WHAT IS EXPECTED:
Please count the lines below that contain the word "autre", and reply with that number alone.

(Saved data entries)
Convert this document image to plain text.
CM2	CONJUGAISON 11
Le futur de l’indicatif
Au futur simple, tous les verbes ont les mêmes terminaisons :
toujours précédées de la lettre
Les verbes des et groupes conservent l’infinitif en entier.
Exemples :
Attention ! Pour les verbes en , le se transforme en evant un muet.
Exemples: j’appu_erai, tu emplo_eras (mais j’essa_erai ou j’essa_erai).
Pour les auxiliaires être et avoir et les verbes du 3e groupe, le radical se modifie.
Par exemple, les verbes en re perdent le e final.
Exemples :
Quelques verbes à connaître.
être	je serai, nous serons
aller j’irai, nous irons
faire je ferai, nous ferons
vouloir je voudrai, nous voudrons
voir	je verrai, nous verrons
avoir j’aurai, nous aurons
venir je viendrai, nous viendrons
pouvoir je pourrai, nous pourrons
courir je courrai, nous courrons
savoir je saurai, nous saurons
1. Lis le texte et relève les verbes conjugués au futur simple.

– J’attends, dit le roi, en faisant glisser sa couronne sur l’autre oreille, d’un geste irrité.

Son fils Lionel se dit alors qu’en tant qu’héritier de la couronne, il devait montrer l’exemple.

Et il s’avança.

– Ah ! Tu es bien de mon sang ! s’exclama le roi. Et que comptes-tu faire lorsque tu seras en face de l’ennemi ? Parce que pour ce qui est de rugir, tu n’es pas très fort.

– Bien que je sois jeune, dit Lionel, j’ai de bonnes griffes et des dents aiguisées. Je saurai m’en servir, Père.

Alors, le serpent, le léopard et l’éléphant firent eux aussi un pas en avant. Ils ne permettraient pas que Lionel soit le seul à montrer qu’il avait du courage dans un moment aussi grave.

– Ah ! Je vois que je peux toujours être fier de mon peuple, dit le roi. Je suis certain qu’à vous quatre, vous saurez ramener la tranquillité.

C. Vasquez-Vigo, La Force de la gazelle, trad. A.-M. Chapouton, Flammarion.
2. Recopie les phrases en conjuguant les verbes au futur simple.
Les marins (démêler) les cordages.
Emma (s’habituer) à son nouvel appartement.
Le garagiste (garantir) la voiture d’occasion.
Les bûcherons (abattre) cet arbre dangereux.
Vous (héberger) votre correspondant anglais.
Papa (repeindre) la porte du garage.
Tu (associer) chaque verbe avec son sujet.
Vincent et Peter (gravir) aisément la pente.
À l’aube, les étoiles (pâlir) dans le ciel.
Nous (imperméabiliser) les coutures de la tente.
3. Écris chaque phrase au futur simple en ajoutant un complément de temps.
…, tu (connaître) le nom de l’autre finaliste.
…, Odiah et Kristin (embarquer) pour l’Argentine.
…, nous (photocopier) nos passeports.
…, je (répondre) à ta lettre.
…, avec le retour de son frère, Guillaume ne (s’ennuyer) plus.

EXERCISE RESULT:
2